» **Goal**
Collect all lines from the records below that include the word "statements".
begin
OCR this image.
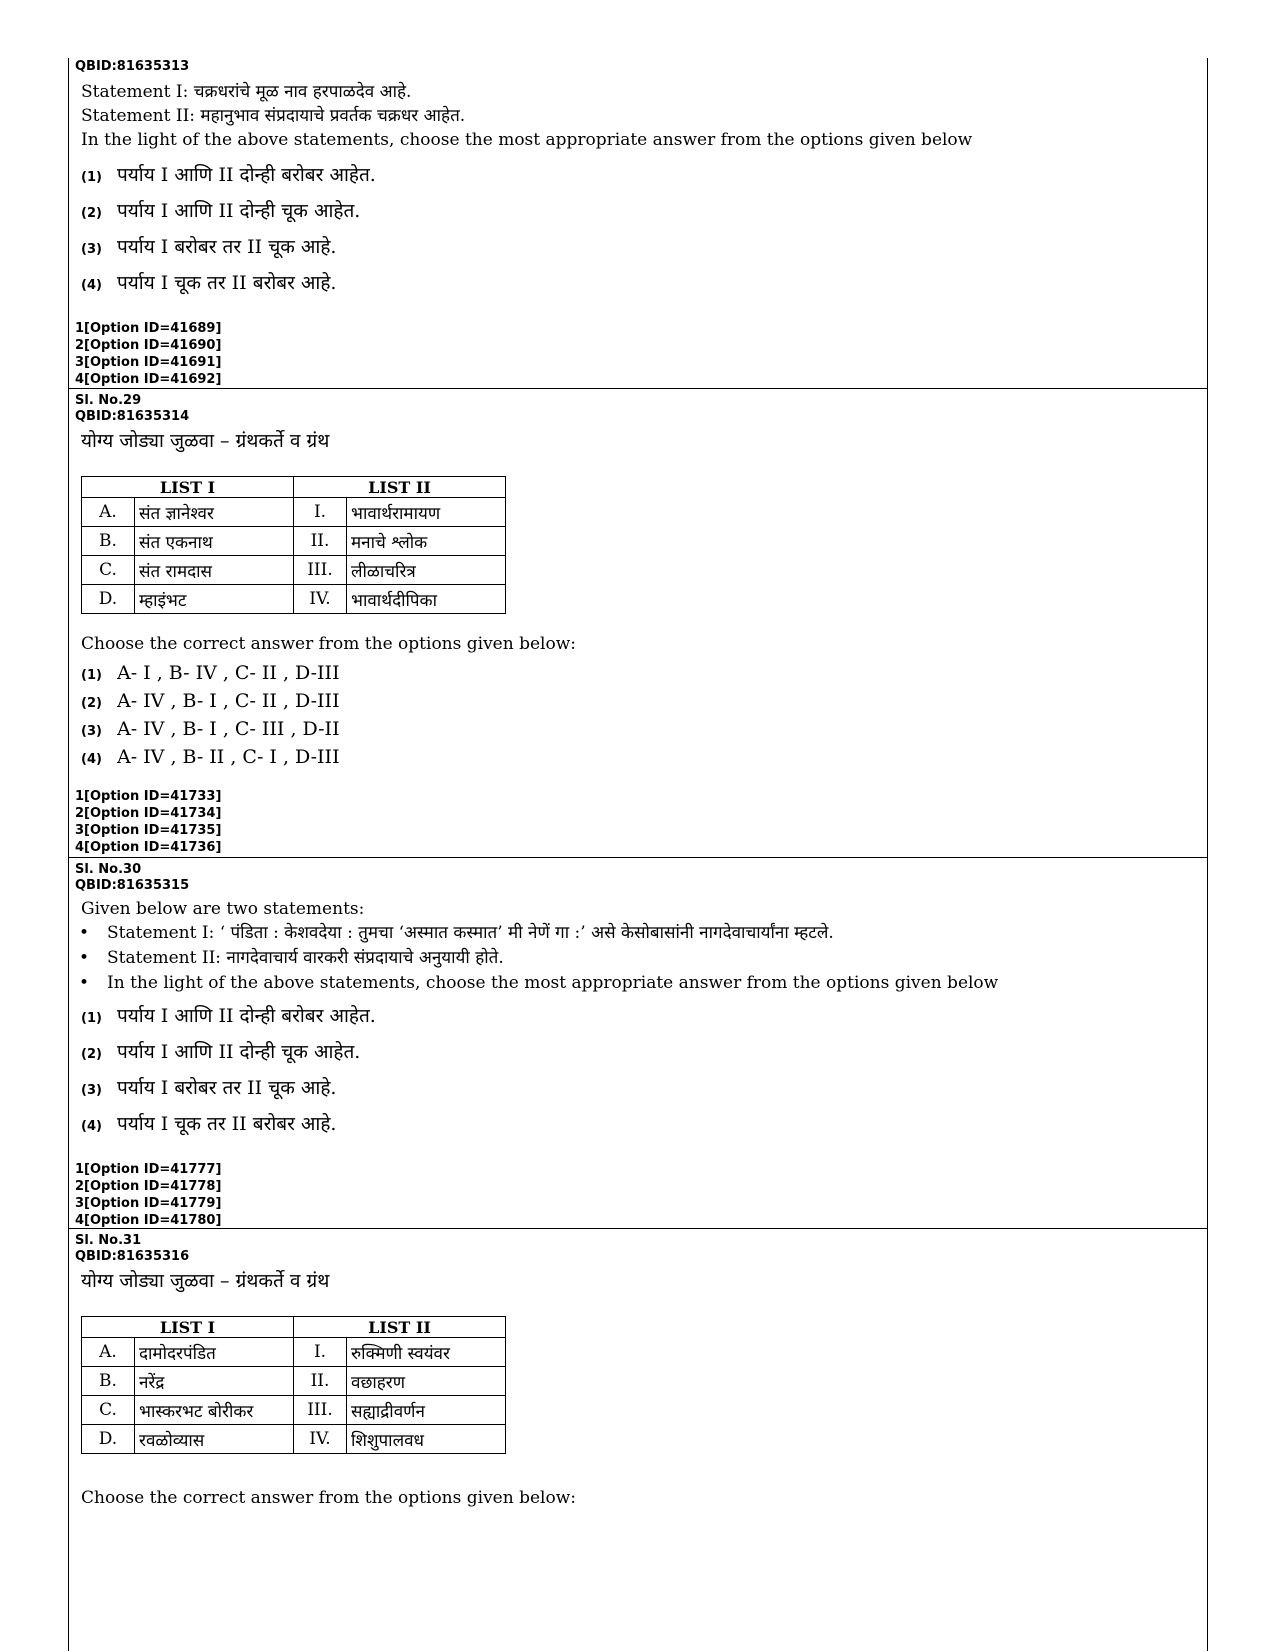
QBID:81635313
Statement I: चक्रधरांचे मूळ नाव हरपाळदेव आहे.
Statement II: महानुभाव संप्रदायाचे प्रवर्तक चक्रधर आहेत.
In the light of the above statements, choose the most appropriate answer from the options given below
(1) पर्याय I आणि II दोन्ही बरोबर आहेत.
(2) पर्याय I आणि II दोन्ही चूक आहेत.
(3) पर्याय I बरोबर तर II चूक आहे.
(4) पर्याय I चूक तर II बरोबर आहे.
1[Option ID=41689]
2[Option ID=41690]
3[Option ID=41691]
4[Option ID=41692]
Sl. No.29
QBID:81635314
योग्य जोड्या जुळवा – ग्रंथकर्ते व ग्रंथ
LIST I		LIST II	
A.	संत ज्ञानेश्वर	I.	भावार्थरामायण
B.	संत एकनाथ	II.	मनाचे श्लोक
C.	संत रामदास	III.	लीळाचरित्र
D.	म्हाइंभट	IV.	भावार्थदीपिका
Choose the correct answer from the options given below:
(1) A- I , B- IV , C- II , D-III
(2) A- IV , B- I , C- II , D-III
(3) A- IV , B- I , C- III , D-II
(4) A- IV , B- II , C- I , D-III
1[Option ID=41733]
2[Option ID=41734]
3[Option ID=41735]
4[Option ID=41736]
Sl. No.30
QBID:81635315
Given below are two statements:
• Statement I: ‘ पंडिता : केशवदेया : तुमचा ‘अस्मात कस्मात’ मी नेणें गा :’ असे केसोबासांनी नागदेवाचार्यांना म्हटले.
• Statement II: नागदेवाचार्य वारकरी संप्रदायाचे अनुयायी होते.
• In the light of the above statements, choose the most appropriate answer from the options given below
(1) पर्याय I आणि II दोन्ही बरोबर आहेत.
(2) पर्याय I आणि II दोन्ही चूक आहेत.
(3) पर्याय I बरोबर तर II चूक आहे.
(4) पर्याय I चूक तर II बरोबर आहे.
1[Option ID=41777]
2[Option ID=41778]
3[Option ID=41779]
4[Option ID=41780]
Sl. No.31
QBID:81635316
योग्य जोड्या जुळवा – ग्रंथकर्ते व ग्रंथ
LIST I		LIST II	
A.	दामोदरपंडित	I.	रुक्मिणी स्वयंवर
B.	नरेंद्र	II.	वछाहरण
C.	भास्करभट बोरीकर	III.	सह्याद्रीवर्णन
D.	रवळोव्यास	IV.	शिशुपालवध
Choose the correct answer from the options given below:
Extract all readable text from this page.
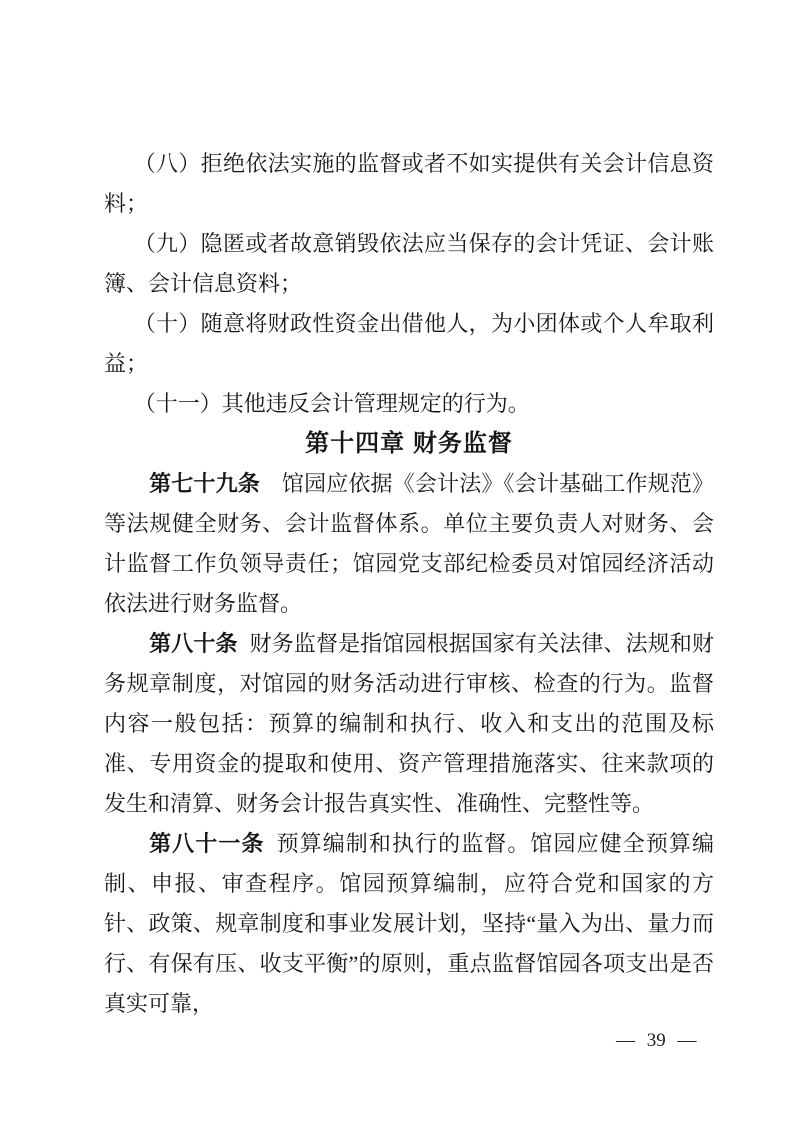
（八）拒绝依法实施的监督或者不如实提供有关会计信息资料；

（九）隐匿或者故意销毁依法应当保存的会计凭证、会计账簿、会计信息资料；

（十）随意将财政性资金出借他人，为小团体或个人牟取利益；

（十一）其他违反会计管理规定的行为。

第十四章 财务监督

第七十九条 馆园应依据《会计法》《会计基础工作规范》等法规健全财务、会计监督体系。单位主要负责人对财务、会计监督工作负领导责任；馆园党支部纪检委员对馆园经济活动依法进行财务监督。

第八十条 财务监督是指馆园根据国家有关法律、法规和财务规章制度，对馆园的财务活动进行审核、检查的行为。监督内容一般包括：预算的编制和执行、收入和支出的范围及标准、专用资金的提取和使用、资产管理措施落实、往来款项的发生和清算、财务会计报告真实性、准确性、完整性等。

第八十一条 预算编制和执行的监督。馆园应健全预算编制、申报、审查程序。馆园预算编制，应符合党和国家的方针、政策、规章制度和事业发展计划，坚持“量入为出、量力而行、有保有压、收支平衡”的原则，重点监督馆园各项支出是否真实可靠，

— 39 —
end
» **Task result**
In the light of the above statements, choose the most appropriate answer from the options given below
Given below are two statements:
• In the light of the above statements, choose the most appropriate answer from the options given below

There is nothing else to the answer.